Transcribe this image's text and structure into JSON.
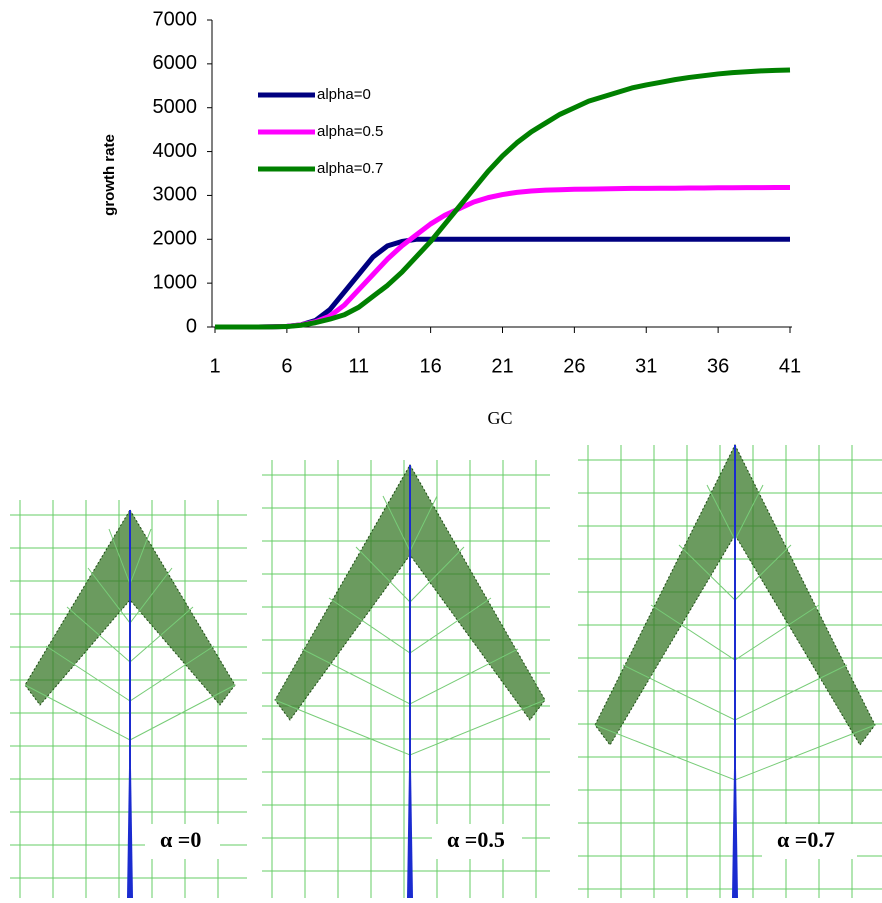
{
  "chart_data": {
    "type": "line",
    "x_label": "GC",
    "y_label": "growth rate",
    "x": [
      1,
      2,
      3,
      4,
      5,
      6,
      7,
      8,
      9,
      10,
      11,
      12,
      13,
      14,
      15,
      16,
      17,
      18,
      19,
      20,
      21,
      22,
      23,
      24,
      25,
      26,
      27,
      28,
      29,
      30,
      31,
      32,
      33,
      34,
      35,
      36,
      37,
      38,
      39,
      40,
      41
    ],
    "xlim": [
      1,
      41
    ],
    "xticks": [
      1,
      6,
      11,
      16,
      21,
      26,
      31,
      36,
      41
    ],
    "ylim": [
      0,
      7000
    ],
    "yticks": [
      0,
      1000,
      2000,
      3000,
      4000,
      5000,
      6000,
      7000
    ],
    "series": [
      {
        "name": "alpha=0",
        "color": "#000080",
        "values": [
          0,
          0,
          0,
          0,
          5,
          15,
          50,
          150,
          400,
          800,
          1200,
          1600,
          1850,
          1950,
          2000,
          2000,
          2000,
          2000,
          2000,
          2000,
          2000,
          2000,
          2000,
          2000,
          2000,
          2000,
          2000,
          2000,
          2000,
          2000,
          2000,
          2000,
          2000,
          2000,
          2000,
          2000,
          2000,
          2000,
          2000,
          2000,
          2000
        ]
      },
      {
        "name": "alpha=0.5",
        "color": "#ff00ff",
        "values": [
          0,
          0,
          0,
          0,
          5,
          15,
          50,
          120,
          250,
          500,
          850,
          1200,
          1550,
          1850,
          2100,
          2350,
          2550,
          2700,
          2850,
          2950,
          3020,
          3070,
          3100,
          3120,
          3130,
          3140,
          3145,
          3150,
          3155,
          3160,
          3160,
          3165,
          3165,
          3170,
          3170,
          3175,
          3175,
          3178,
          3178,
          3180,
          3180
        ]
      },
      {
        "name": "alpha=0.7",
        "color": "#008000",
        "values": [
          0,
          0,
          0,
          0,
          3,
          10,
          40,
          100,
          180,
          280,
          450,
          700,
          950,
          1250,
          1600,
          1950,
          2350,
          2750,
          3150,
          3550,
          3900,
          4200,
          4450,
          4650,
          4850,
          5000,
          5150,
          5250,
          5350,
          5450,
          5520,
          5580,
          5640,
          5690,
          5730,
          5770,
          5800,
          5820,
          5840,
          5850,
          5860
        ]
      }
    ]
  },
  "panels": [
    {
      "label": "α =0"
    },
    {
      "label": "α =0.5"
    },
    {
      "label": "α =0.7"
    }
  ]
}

-*-*-

# Task details
Write the material out again exactly as it appears, dropping the pictures.

# Correct answer
Transcribe this image's text and structure into JSON.
{
  "chart_data": {
    "type": "line",
    "x_label": "GC",
    "y_label": "growth rate",
    "x": [
      1,
      2,
      3,
      4,
      5,
      6,
      7,
      8,
      9,
      10,
      11,
      12,
      13,
      14,
      15,
      16,
      17,
      18,
      19,
      20,
      21,
      22,
      23,
      24,
      25,
      26,
      27,
      28,
      29,
      30,
      31,
      32,
      33,
      34,
      35,
      36,
      37,
      38,
      39,
      40,
      41
    ],
    "xlim": [
      1,
      41
    ],
    "xticks": [
      1,
      6,
      11,
      16,
      21,
      26,
      31,
      36,
      41
    ],
    "ylim": [
      0,
      7000
    ],
    "yticks": [
      0,
      1000,
      2000,
      3000,
      4000,
      5000,
      6000,
      7000
    ],
    "series": [
      {
        "name": "alpha=0",
        "color": "#000080",
        "values": [
          0,
          0,
          0,
          0,
          5,
          15,
          50,
          150,
          400,
          800,
          1200,
          1600,
          1850,
          1950,
          2000,
          2000,
          2000,
          2000,
          2000,
          2000,
          2000,
          2000,
          2000,
          2000,
          2000,
          2000,
          2000,
          2000,
          2000,
          2000,
          2000,
          2000,
          2000,
          2000,
          2000,
          2000,
          2000,
          2000,
          2000,
          2000,
          2000
        ]
      },
      {
        "name": "alpha=0.5",
        "color": "#ff00ff",
        "values": [
          0,
          0,
          0,
          0,
          5,
          15,
          50,
          120,
          250,
          500,
          850,
          1200,
          1550,
          1850,
          2100,
          2350,
          2550,
          2700,
          2850,
          2950,
          3020,
          3070,
          3100,
          3120,
          3130,
          3140,
          3145,
          3150,
          3155,
          3160,
          3160,
          3165,
          3165,
          3170,
          3170,
          3175,
          3175,
          3178,
          3178,
          3180,
          3180
        ]
      },
      {
        "name": "alpha=0.7",
        "color": "#008000",
        "values": [
          0,
          0,
          0,
          0,
          3,
          10,
          40,
          100,
          180,
          280,
          450,
          700,
          950,
          1250,
          1600,
          1950,
          2350,
          2750,
          3150,
          3550,
          3900,
          4200,
          4450,
          4650,
          4850,
          5000,
          5150,
          5250,
          5350,
          5450,
          5520,
          5580,
          5640,
          5690,
          5730,
          5770,
          5800,
          5820,
          5840,
          5850,
          5860
        ]
      }
    ]
  },
  "panels": [
    {
      "label": "α =0"
    },
    {
      "label": "α =0.5"
    },
    {
      "label": "α =0.7"
    }
  ]
}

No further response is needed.